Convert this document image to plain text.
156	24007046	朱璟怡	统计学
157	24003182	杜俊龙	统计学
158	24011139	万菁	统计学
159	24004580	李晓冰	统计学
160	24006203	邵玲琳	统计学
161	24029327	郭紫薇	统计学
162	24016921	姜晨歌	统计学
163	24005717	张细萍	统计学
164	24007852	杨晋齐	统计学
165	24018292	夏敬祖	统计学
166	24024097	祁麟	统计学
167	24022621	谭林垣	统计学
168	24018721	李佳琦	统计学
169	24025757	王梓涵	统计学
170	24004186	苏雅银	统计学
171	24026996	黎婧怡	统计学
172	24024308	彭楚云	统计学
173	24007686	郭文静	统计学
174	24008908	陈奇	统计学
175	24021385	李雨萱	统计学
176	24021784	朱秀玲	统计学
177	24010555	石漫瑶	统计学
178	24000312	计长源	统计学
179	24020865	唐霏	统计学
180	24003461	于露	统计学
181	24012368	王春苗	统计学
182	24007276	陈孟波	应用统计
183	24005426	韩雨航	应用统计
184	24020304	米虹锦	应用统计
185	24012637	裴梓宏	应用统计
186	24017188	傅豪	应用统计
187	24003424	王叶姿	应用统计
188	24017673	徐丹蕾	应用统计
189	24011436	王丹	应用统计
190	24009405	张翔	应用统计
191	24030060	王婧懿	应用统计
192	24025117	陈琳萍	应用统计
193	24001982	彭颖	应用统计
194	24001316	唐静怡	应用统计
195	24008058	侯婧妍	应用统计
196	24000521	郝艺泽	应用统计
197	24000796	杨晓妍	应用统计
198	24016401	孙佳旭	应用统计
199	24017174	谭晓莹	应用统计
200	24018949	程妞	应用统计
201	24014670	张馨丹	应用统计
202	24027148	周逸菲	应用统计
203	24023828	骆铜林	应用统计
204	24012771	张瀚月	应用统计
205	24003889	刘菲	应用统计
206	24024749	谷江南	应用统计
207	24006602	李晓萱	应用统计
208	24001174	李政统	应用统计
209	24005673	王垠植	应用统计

□ □ □

* **WHAT THIS TASK INVOLVES**
Write out all records exactly, keeping every detail.

* **PROBLEM SOLUTION**
Convert this document image to plain text.
156	24007046	朱璟怡	统计学
157	24003182	杜俊龙	统计学
158	24011139	万菁	统计学
159	24004580	李晓冰	统计学
160	24006203	邵玲琳	统计学
161	24029327	郭紫薇	统计学
162	24016921	姜晨歌	统计学
163	24005717	张细萍	统计学
164	24007852	杨晋齐	统计学
165	24018292	夏敬祖	统计学
166	24024097	祁麟	统计学
167	24022621	谭林垣	统计学
168	24018721	李佳琦	统计学
169	24025757	王梓涵	统计学
170	24004186	苏雅银	统计学
171	24026996	黎婧怡	统计学
172	24024308	彭楚云	统计学
173	24007686	郭文静	统计学
174	24008908	陈奇	统计学
175	24021385	李雨萱	统计学
176	24021784	朱秀玲	统计学
177	24010555	石漫瑶	统计学
178	24000312	计长源	统计学
179	24020865	唐霏	统计学
180	24003461	于露	统计学
181	24012368	王春苗	统计学
182	24007276	陈孟波	应用统计
183	24005426	韩雨航	应用统计
184	24020304	米虹锦	应用统计
185	24012637	裴梓宏	应用统计
186	24017188	傅豪	应用统计
187	24003424	王叶姿	应用统计
188	24017673	徐丹蕾	应用统计
189	24011436	王丹	应用统计
190	24009405	张翔	应用统计
191	24030060	王婧懿	应用统计
192	24025117	陈琳萍	应用统计
193	24001982	彭颖	应用统计
194	24001316	唐静怡	应用统计
195	24008058	侯婧妍	应用统计
196	24000521	郝艺泽	应用统计
197	24000796	杨晓妍	应用统计
198	24016401	孙佳旭	应用统计
199	24017174	谭晓莹	应用统计
200	24018949	程妞	应用统计
201	24014670	张馨丹	应用统计
202	24027148	周逸菲	应用统计
203	24023828	骆铜林	应用统计
204	24012771	张瀚月	应用统计
205	24003889	刘菲	应用统计
206	24024749	谷江南	应用统计
207	24006602	李晓萱	应用统计
208	24001174	李政统	应用统计
209	24005673	王垠植	应用统计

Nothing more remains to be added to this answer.